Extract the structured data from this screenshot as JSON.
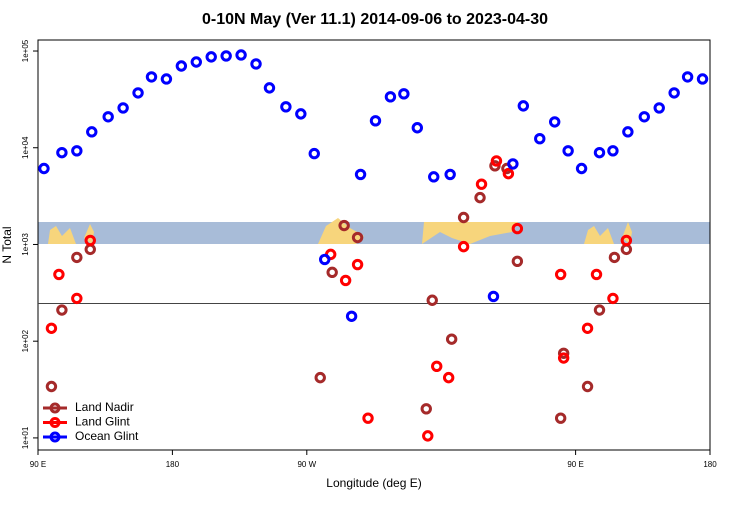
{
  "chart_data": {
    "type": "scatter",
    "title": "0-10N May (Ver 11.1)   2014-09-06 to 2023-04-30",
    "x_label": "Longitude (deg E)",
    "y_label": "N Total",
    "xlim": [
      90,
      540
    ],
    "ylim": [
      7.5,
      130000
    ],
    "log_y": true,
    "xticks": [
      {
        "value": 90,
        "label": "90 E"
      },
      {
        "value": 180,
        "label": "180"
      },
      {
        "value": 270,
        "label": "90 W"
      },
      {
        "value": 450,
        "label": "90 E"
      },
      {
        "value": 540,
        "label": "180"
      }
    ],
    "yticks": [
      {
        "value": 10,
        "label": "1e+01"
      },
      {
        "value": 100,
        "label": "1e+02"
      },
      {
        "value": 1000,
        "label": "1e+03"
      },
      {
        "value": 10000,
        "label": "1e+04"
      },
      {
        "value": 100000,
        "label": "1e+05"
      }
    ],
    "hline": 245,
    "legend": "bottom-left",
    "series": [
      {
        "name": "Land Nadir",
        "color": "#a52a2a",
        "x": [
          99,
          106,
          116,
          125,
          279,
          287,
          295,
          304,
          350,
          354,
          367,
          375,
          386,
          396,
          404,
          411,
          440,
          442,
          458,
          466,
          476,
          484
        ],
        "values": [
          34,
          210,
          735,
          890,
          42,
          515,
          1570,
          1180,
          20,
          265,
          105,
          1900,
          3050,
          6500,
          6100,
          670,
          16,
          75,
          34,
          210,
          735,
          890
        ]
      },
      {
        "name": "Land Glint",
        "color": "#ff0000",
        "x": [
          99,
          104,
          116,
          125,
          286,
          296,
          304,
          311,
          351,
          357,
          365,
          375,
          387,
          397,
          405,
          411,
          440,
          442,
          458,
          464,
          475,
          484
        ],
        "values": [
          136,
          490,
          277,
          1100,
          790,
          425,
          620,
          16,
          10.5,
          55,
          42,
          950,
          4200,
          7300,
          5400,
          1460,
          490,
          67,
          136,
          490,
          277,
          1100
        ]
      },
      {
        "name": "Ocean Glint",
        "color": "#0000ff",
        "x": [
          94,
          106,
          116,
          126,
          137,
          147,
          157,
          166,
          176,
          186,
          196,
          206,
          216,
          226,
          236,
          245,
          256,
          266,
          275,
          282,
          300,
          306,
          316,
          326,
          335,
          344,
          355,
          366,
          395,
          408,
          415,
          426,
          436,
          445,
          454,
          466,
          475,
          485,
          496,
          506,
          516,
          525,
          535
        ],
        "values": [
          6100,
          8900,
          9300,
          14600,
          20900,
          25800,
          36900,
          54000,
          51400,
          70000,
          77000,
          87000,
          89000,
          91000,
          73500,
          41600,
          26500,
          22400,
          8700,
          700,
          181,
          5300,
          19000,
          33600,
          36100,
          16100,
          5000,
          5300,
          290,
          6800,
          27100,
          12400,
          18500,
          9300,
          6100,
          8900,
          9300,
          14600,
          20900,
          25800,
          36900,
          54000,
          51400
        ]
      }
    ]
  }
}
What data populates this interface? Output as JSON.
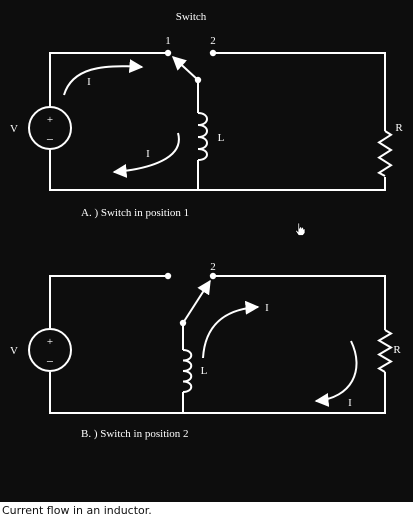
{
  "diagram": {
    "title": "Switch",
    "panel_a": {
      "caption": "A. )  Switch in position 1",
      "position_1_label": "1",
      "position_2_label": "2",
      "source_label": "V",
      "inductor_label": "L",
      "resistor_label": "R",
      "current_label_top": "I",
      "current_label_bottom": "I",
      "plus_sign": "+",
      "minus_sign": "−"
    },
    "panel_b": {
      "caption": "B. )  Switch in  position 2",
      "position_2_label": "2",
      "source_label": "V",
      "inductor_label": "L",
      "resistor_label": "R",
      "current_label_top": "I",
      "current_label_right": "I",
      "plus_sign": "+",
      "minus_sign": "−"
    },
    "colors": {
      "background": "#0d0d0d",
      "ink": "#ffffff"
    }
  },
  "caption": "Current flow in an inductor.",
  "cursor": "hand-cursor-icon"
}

=== WHAT IS NEEDED ===
Give the entries again word for word, but skip the pictures.

=== ANSWER TO THIS TASK ===
Extract the structured data from this screenshot as JSON.
{
  "chart_data": {
    "type": "scatter",
    "title": "0-10N May (Ver 11.1)   2014-09-06 to 2023-04-30",
    "x_label": "Longitude (deg E)",
    "y_label": "N Total",
    "xlim": [
      90,
      540
    ],
    "ylim": [
      7.5,
      130000
    ],
    "log_y": true,
    "xticks": [
      {
        "value": 90,
        "label": "90 E"
      },
      {
        "value": 180,
        "label": "180"
      },
      {
        "value": 270,
        "label": "90 W"
      },
      {
        "value": 450,
        "label": "90 E"
      },
      {
        "value": 540,
        "label": "180"
      }
    ],
    "yticks": [
      {
        "value": 10,
        "label": "1e+01"
      },
      {
        "value": 100,
        "label": "1e+02"
      },
      {
        "value": 1000,
        "label": "1e+03"
      },
      {
        "value": 10000,
        "label": "1e+04"
      },
      {
        "value": 100000,
        "label": "1e+05"
      }
    ],
    "hline": 245,
    "legend": "bottom-left",
    "series": [
      {
        "name": "Land Nadir",
        "color": "#a52a2a",
        "x": [
          99,
          106,
          116,
          125,
          279,
          287,
          295,
          304,
          350,
          354,
          367,
          375,
          386,
          396,
          404,
          411,
          440,
          442,
          458,
          466,
          476,
          484
        ],
        "values": [
          34,
          210,
          735,
          890,
          42,
          515,
          1570,
          1180,
          20,
          265,
          105,
          1900,
          3050,
          6500,
          6100,
          670,
          16,
          75,
          34,
          210,
          735,
          890
        ]
      },
      {
        "name": "Land Glint",
        "color": "#ff0000",
        "x": [
          99,
          104,
          116,
          125,
          286,
          296,
          304,
          311,
          351,
          357,
          365,
          375,
          387,
          397,
          405,
          411,
          440,
          442,
          458,
          464,
          475,
          484
        ],
        "values": [
          136,
          490,
          277,
          1100,
          790,
          425,
          620,
          16,
          10.5,
          55,
          42,
          950,
          4200,
          7300,
          5400,
          1460,
          490,
          67,
          136,
          490,
          277,
          1100
        ]
      },
      {
        "name": "Ocean Glint",
        "color": "#0000ff",
        "x": [
          94,
          106,
          116,
          126,
          137,
          147,
          157,
          166,
          176,
          186,
          196,
          206,
          216,
          226,
          236,
          245,
          256,
          266,
          275,
          282,
          300,
          306,
          316,
          326,
          335,
          344,
          355,
          366,
          395,
          408,
          415,
          426,
          436,
          445,
          454,
          466,
          475,
          485,
          496,
          506,
          516,
          525,
          535
        ],
        "values": [
          6100,
          8900,
          9300,
          14600,
          20900,
          25800,
          36900,
          54000,
          51400,
          70000,
          77000,
          87000,
          89000,
          91000,
          73500,
          41600,
          26500,
          22400,
          8700,
          700,
          181,
          5300,
          19000,
          33600,
          36100,
          16100,
          5000,
          5300,
          290,
          6800,
          27100,
          12400,
          18500,
          9300,
          6100,
          8900,
          9300,
          14600,
          20900,
          25800,
          36900,
          54000,
          51400
        ]
      }
    ]
  }
}
What data populates this interface? Output as JSON.
{
  "diagram": {
    "title": "Switch",
    "panel_a": {
      "caption": "A. )  Switch in position 1",
      "position_1_label": "1",
      "position_2_label": "2",
      "source_label": "V",
      "inductor_label": "L",
      "resistor_label": "R",
      "current_label_top": "I",
      "current_label_bottom": "I",
      "plus_sign": "+",
      "minus_sign": "−"
    },
    "panel_b": {
      "caption": "B. )  Switch in  position 2",
      "position_2_label": "2",
      "source_label": "V",
      "inductor_label": "L",
      "resistor_label": "R",
      "current_label_top": "I",
      "current_label_right": "I",
      "plus_sign": "+",
      "minus_sign": "−"
    },
    "colors": {
      "background": "#0d0d0d",
      "ink": "#ffffff"
    }
  },
  "caption": "Current flow in an inductor.",
  "cursor": "hand-cursor-icon"
}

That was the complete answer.